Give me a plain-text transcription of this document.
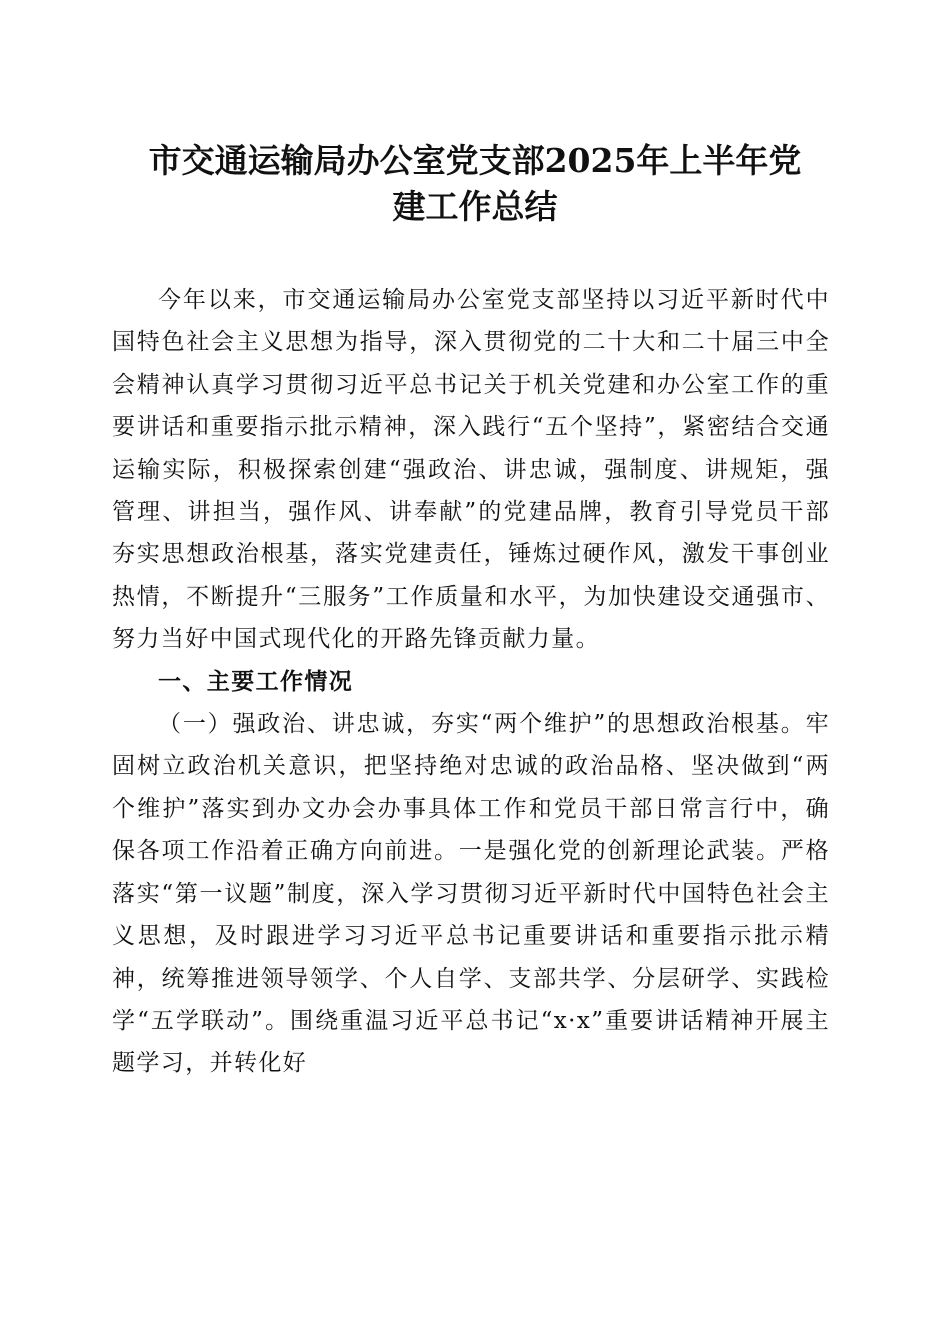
市交通运输局办公室党支部2025年上半年党
建工作总结

今年以来，市交通运输局办公室党支部坚持以习近平新时代中国特色社会主义思想为指导，深入贯彻党的二十大和二十届三中全会精神认真学习贯彻习近平总书记关于机关党建和办公室工作的重要讲话和重要指示批示精神，深入践行“五个坚持”，紧密结合交通运输实际，积极探索创建“强政治、讲忠诚，强制度、讲规矩，强管理、讲担当，强作风、讲奉献”的党建品牌，教育引导党员干部夯实思想政治根基，落实党建责任，锤炼过硬作风，激发干事创业热情，不断提升“三服务”工作质量和水平，为加快建设交通强市、努力当好中国式现代化的开路先锋贡献力量。

一、主要工作情况

（一）强政治、讲忠诚，夯实“两个维护”的思想政治根基。牢固树立政治机关意识，把坚持绝对忠诚的政治品格、坚决做到“两个维护”落实到办文办会办事具体工作和党员干部日常言行中，确保各项工作沿着正确方向前进。一是强化党的创新理论武装。严格落实“第一议题”制度，深入学习贯彻习近平新时代中国特色社会主义思想，及时跟进学习习近平总书记重要讲话和重要指示批示精神，统筹推进领导领学、个人自学、支部共学、分层研学、实践检学“五学联动”。围绕重温习近平总书记“x·x”重要讲话精神开展主题学习，并转化好
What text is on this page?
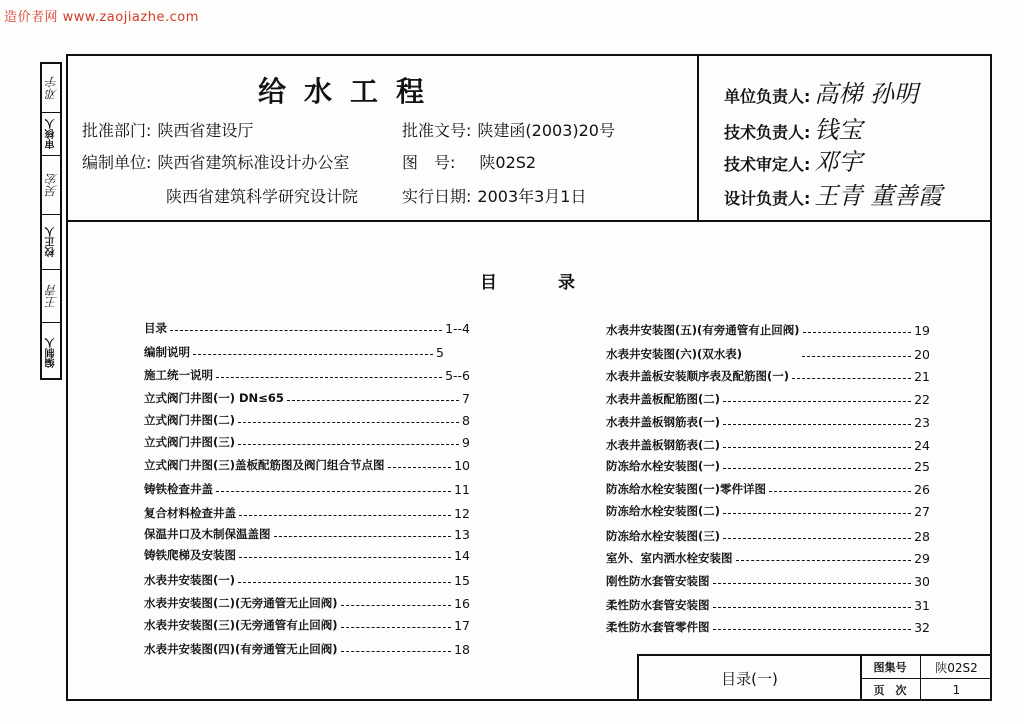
造价者网 www.zaojiazhe.com
邓宇
审核人
吴宏
校正人
王青
编制人
给水工程
批准部门: 陕西省建设厅
编制单位: 陕西省建筑标准设计办公室
陕西省建筑科学研究设计院
批准文号: 陕建函(2003)20号
图　号: 陕02S2
实行日期: 2003年3月1日
单位负责人: 高梯 孙明
技术负责人: 钱宝
技术审定人: 邓宇
设计负责人: 王青 董善霞
目　录
目录	1--4
编制说明	5
施工统一说明	5--6
立式阀门井图(一) DN≤65	7
立式阀门井图(二)	8
立式阀门井图(三)	9
立式阀门井图(三)盖板配筋图及阀门组合节点图	10
铸铁检查井盖	11
复合材料检查井盖	12
保温井口及木制保温盖图	13
铸铁爬梯及安装图	14
水表井安装图(一)	15
水表井安装图(二)(无旁通管无止回阀)	16
水表井安装图(三)(无旁通管有止回阀)	17
水表井安装图(四)(有旁通管无止回阀)	18
水表井安装图(五)(有旁通管有止回阀)	19
水表井安装图(六)(双水表)	20
水表井盖板安装顺序表及配筋图(一)	21
水表井盖板配筋图(二)	22
水表井盖板钢筋表(一)	23
水表井盖板钢筋表(二)	24
防冻给水栓安装图(一)	25
防冻给水栓安装图(一)零件详图	26
防冻给水栓安装图(二)	27
防冻给水栓安装图(三)	28
室外、室内洒水栓安装图	29
刚性防水套管安装图	30
柔性防水套管安装图	31
柔性防水套管零件图	32
目录(一)
图集号	陕02S2
页　次	1
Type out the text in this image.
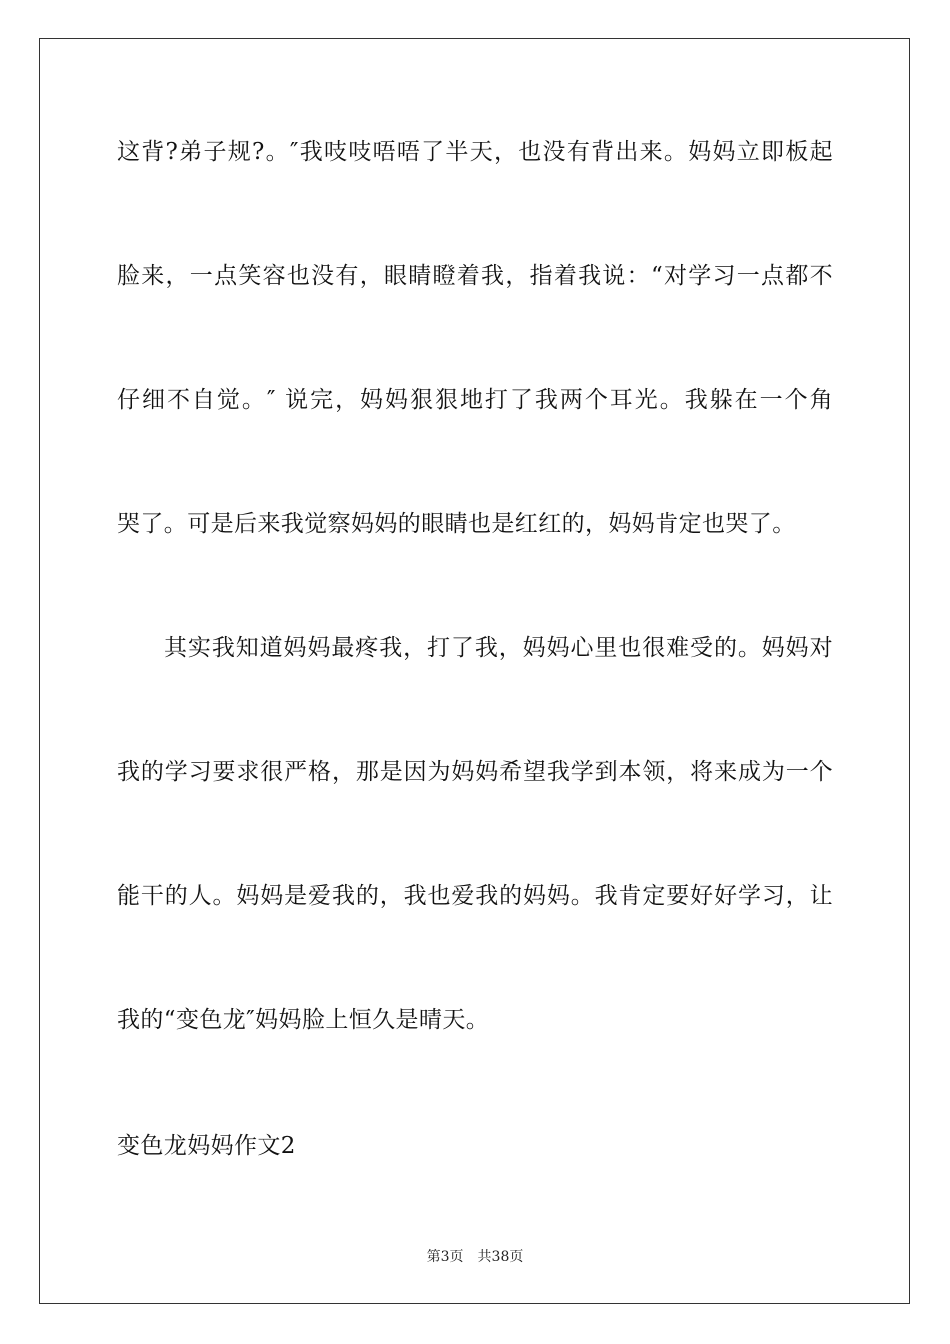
这背?弟子规?。″我吱吱唔唔了半天，也没有背出来。妈妈立即板起
脸来，一点笑容也没有，眼睛瞪着我，指着我说：“对学习一点都不
仔细不自觉。″ 说完，妈妈狠狠地打了我两个耳光。我躲在一个角
哭了。可是后来我觉察妈妈的眼睛也是红红的，妈妈肯定也哭了。
其实我知道妈妈最疼我，打了我，妈妈心里也很难受的。妈妈对
我的学习要求很严格，那是因为妈妈希望我学到本领，将来成为一个
能干的人。妈妈是爱我的，我也爱我的妈妈。我肯定要好好学习，让
我的“变色龙″妈妈脸上恒久是晴天。
变色龙妈妈作文2
第3页 共38页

SET TASK: Leave the pictures out and copy the rest of the data exactly.

RESULT OF THIS TASK:
Give me a plain-text transcription of this document.
市交通运输局办公室党支部2025年上半年党
建工作总结

今年以来，市交通运输局办公室党支部坚持以习近平新时代中国特色社会主义思想为指导，深入贯彻党的二十大和二十届三中全会精神认真学习贯彻习近平总书记关于机关党建和办公室工作的重要讲话和重要指示批示精神，深入践行“五个坚持”，紧密结合交通运输实际，积极探索创建“强政治、讲忠诚，强制度、讲规矩，强管理、讲担当，强作风、讲奉献”的党建品牌，教育引导党员干部夯实思想政治根基，落实党建责任，锤炼过硬作风，激发干事创业热情，不断提升“三服务”工作质量和水平，为加快建设交通强市、努力当好中国式现代化的开路先锋贡献力量。

一、主要工作情况

（一）强政治、讲忠诚，夯实“两个维护”的思想政治根基。牢固树立政治机关意识，把坚持绝对忠诚的政治品格、坚决做到“两个维护”落实到办文办会办事具体工作和党员干部日常言行中，确保各项工作沿着正确方向前进。一是强化党的创新理论武装。严格落实“第一议题”制度，深入学习贯彻习近平新时代中国特色社会主义思想，及时跟进学习习近平总书记重要讲话和重要指示批示精神，统筹推进领导领学、个人自学、支部共学、分层研学、实践检学“五学联动”。围绕重温习近平总书记“x·x”重要讲话精神开展主题学习，并转化好
What text is on this page?
造价者网 www.zaojiazhe.com
邓宇
审核人
吴宏
校正人
王青
编制人
给水工程
批准部门: 陕西省建设厅
编制单位: 陕西省建筑标准设计办公室
陕西省建筑科学研究设计院
批准文号: 陕建函(2003)20号
图　号: 陕02S2
实行日期: 2003年3月1日
单位负责人: 高梯 孙明
技术负责人: 钱宝
技术审定人: 邓宇
设计负责人: 王青 董善霞
目　录
目录	1--4
编制说明	5
施工统一说明	5--6
立式阀门井图(一) DN≤65	7
立式阀门井图(二)	8
立式阀门井图(三)	9
立式阀门井图(三)盖板配筋图及阀门组合节点图	10
铸铁检查井盖	11
复合材料检查井盖	12
保温井口及木制保温盖图	13
铸铁爬梯及安装图	14
水表井安装图(一)	15
水表井安装图(二)(无旁通管无止回阀)	16
水表井安装图(三)(无旁通管有止回阀)	17
水表井安装图(四)(有旁通管无止回阀)	18
水表井安装图(五)(有旁通管有止回阀)	19
水表井安装图(六)(双水表)	20
水表井盖板安装顺序表及配筋图(一)	21
水表井盖板配筋图(二)	22
水表井盖板钢筋表(一)	23
水表井盖板钢筋表(二)	24
防冻给水栓安装图(一)	25
防冻给水栓安装图(一)零件详图	26
防冻给水栓安装图(二)	27
防冻给水栓安装图(三)	28
室外、室内洒水栓安装图	29
刚性防水套管安装图	30
柔性防水套管安装图	31
柔性防水套管零件图	32
目录(一)
图集号	陕02S2
页　次	1
Type out the text in this image.
这背?弟子规?。″我吱吱唔唔了半天，也没有背出来。妈妈立即板起
脸来，一点笑容也没有，眼睛瞪着我，指着我说：“对学习一点都不
仔细不自觉。″ 说完，妈妈狠狠地打了我两个耳光。我躲在一个角
哭了。可是后来我觉察妈妈的眼睛也是红红的，妈妈肯定也哭了。
其实我知道妈妈最疼我，打了我，妈妈心里也很难受的。妈妈对
我的学习要求很严格，那是因为妈妈希望我学到本领，将来成为一个
能干的人。妈妈是爱我的，我也爱我的妈妈。我肯定要好好学习，让
我的“变色龙″妈妈脸上恒久是晴天。
变色龙妈妈作文2
第3页 共38页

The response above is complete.